GIVEN INSTRUCTION ->
Word for word, give the material below again, minus any images.

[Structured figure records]
====

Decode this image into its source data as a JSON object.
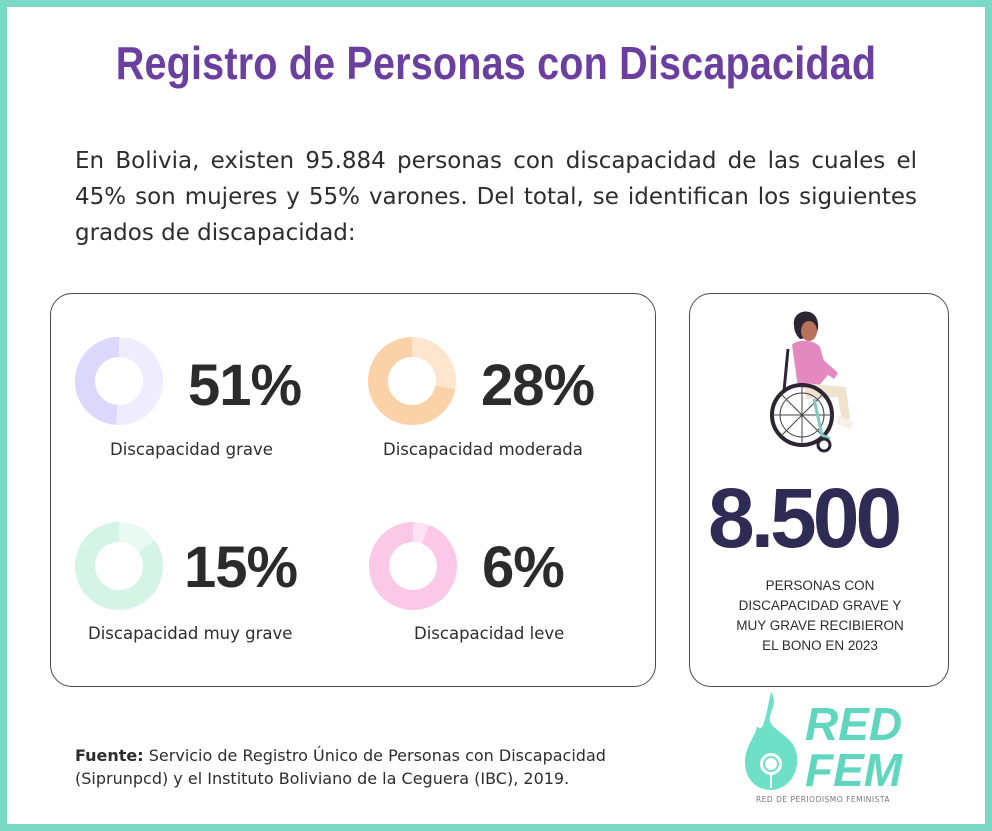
{
  "title": "Registro de Personas con Discapacidad",
  "intro": "En Bolivia, existen 95.884 personas con discapacidad de las cuales el 45% son mujeres y 55% varones. Del total, se identifican los siguientes grados de discapacidad:",
  "chart_data": {
    "type": "pie",
    "categories": [
      "Discapacidad grave",
      "Discapacidad moderada",
      "Discapacidad muy grave",
      "Discapacidad leve"
    ],
    "values": [
      51,
      28,
      15,
      6
    ],
    "value_labels": [
      "51%",
      "28%",
      "15%",
      "6%"
    ],
    "colors": [
      "#dcd8fb",
      "#fbd2a8",
      "#d4f4e6",
      "#fbc8e8"
    ],
    "colors_light": [
      "#eeecfd",
      "#fde6cd",
      "#e9faf2",
      "#fde2f3"
    ]
  },
  "highlight": {
    "number": "8.500",
    "caption_lines": [
      "PERSONAS CON",
      "DISCAPACIDAD GRAVE Y",
      "MUY GRAVE RECIBIERON",
      "EL BONO EN 2023"
    ]
  },
  "source": {
    "label": "Fuente:",
    "text_line1": "Servicio de Registro Único de Personas con Discapacidad",
    "text_line2": "(Siprunpcd) y el Instituto Boliviano de la Ceguera (IBC), 2019."
  },
  "logo": {
    "line1": "RED",
    "line2": "FEM",
    "tagline": "RED DE PERIODISMO FEMINISTA"
  },
  "colors": {
    "border": "#7ad9c4",
    "title": "#6b3fa0",
    "big_number": "#2e2b55",
    "logo": "#5fd6bd"
  }
}
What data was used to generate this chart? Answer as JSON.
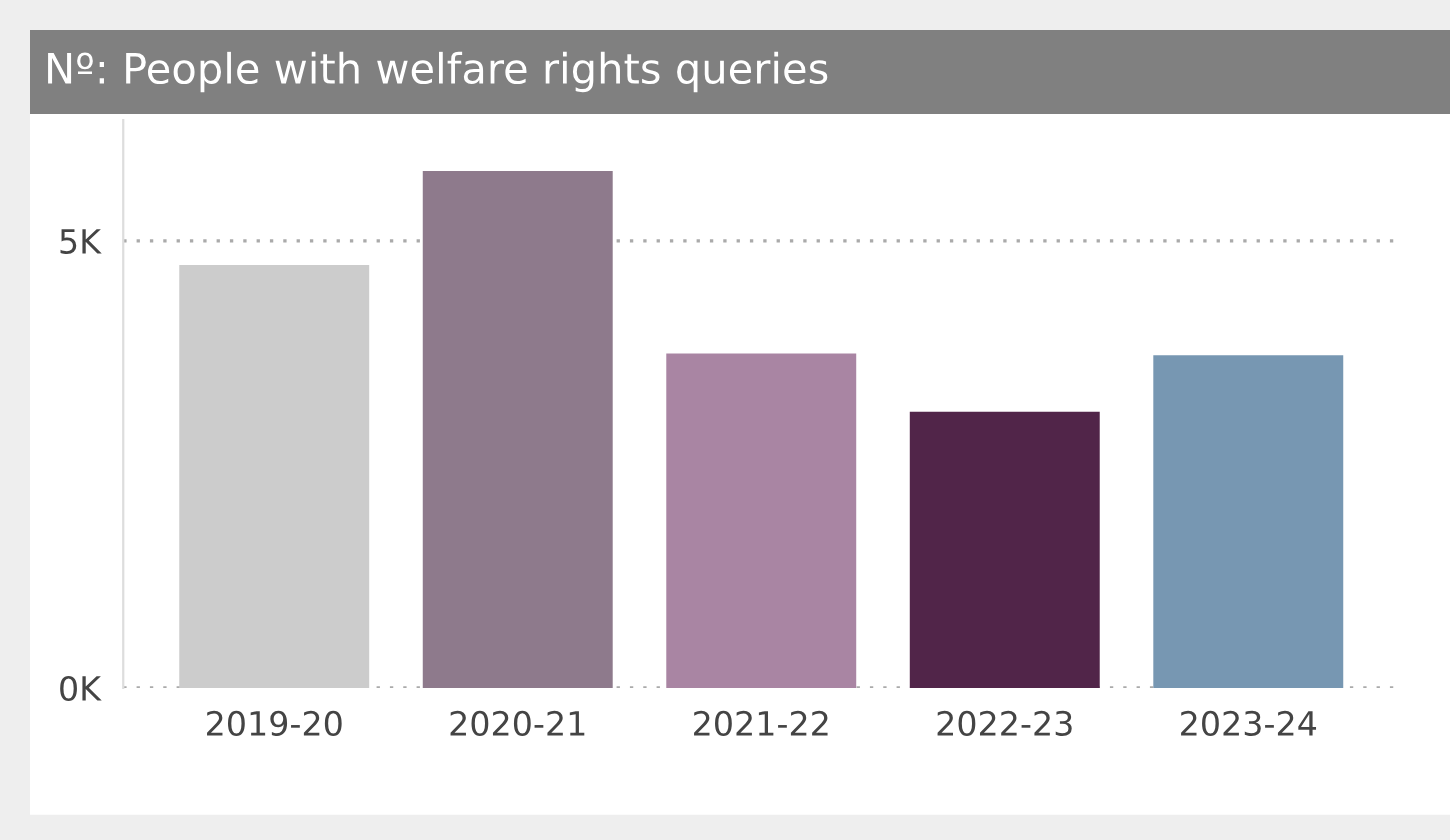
{
  "chart_data": {
    "type": "bar",
    "title": "Nº: People with welfare rights queries",
    "categories": [
      "2019-20",
      "2020-21",
      "2021-22",
      "2022-23",
      "2023-24"
    ],
    "values": [
      4.73,
      5.78,
      3.74,
      3.09,
      3.72
    ],
    "colors": [
      "#cccccc",
      "#8e7a8c",
      "#a985a3",
      "#512549",
      "#7797b2"
    ],
    "ylim": [
      0,
      6.35
    ],
    "yticks": [
      {
        "value": 0,
        "label": "0K"
      },
      {
        "value": 5,
        "label": "5K"
      }
    ],
    "grid": "y",
    "legend": false
  }
}
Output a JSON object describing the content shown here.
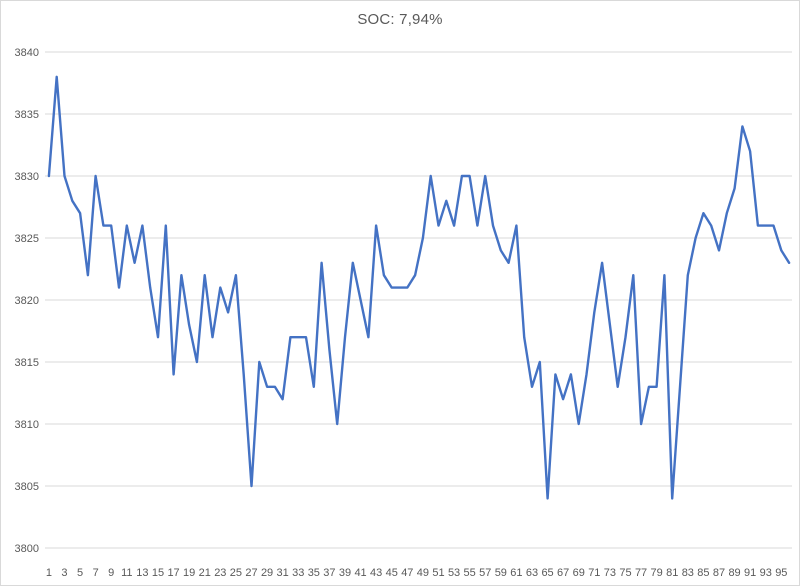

====

TASK SOLUTION ->
Decode this image into its source data as a JSON object.
{
  "title": "Registro de Personas con Discapacidad",
  "intro": "En Bolivia, existen 95.884 personas con discapacidad de las cuales el 45% son mujeres y 55% varones. Del total, se identifican los siguientes grados de discapacidad:",
  "chart_data": {
    "type": "pie",
    "categories": [
      "Discapacidad grave",
      "Discapacidad moderada",
      "Discapacidad muy grave",
      "Discapacidad leve"
    ],
    "values": [
      51,
      28,
      15,
      6
    ],
    "value_labels": [
      "51%",
      "28%",
      "15%",
      "6%"
    ],
    "colors": [
      "#dcd8fb",
      "#fbd2a8",
      "#d4f4e6",
      "#fbc8e8"
    ],
    "colors_light": [
      "#eeecfd",
      "#fde6cd",
      "#e9faf2",
      "#fde2f3"
    ]
  },
  "highlight": {
    "number": "8.500",
    "caption_lines": [
      "PERSONAS CON",
      "DISCAPACIDAD GRAVE Y",
      "MUY GRAVE RECIBIERON",
      "EL BONO EN 2023"
    ]
  },
  "source": {
    "label": "Fuente:",
    "text_line1": "Servicio de Registro Único de Personas con Discapacidad",
    "text_line2": "(Siprunpcd) y el Instituto Boliviano de la Ceguera (IBC), 2019."
  },
  "logo": {
    "line1": "RED",
    "line2": "FEM",
    "tagline": "RED DE PERIODISMO FEMINISTA"
  },
  "colors": {
    "border": "#7ad9c4",
    "title": "#6b3fa0",
    "big_number": "#2e2b55",
    "logo": "#5fd6bd"
  }
}
What data was used to generate this chart? Answer as JSON.
{
  "chart_data": {
    "type": "bar",
    "title": "Nº: People with welfare rights queries",
    "categories": [
      "2019-20",
      "2020-21",
      "2021-22",
      "2022-23",
      "2023-24"
    ],
    "values": [
      4.73,
      5.78,
      3.74,
      3.09,
      3.72
    ],
    "colors": [
      "#cccccc",
      "#8e7a8c",
      "#a985a3",
      "#512549",
      "#7797b2"
    ],
    "ylim": [
      0,
      6.35
    ],
    "yticks": [
      {
        "value": 0,
        "label": "0K"
      },
      {
        "value": 5,
        "label": "5K"
      }
    ],
    "grid": "y",
    "legend": false
  }
}
Output a JSON object describing the content shown here.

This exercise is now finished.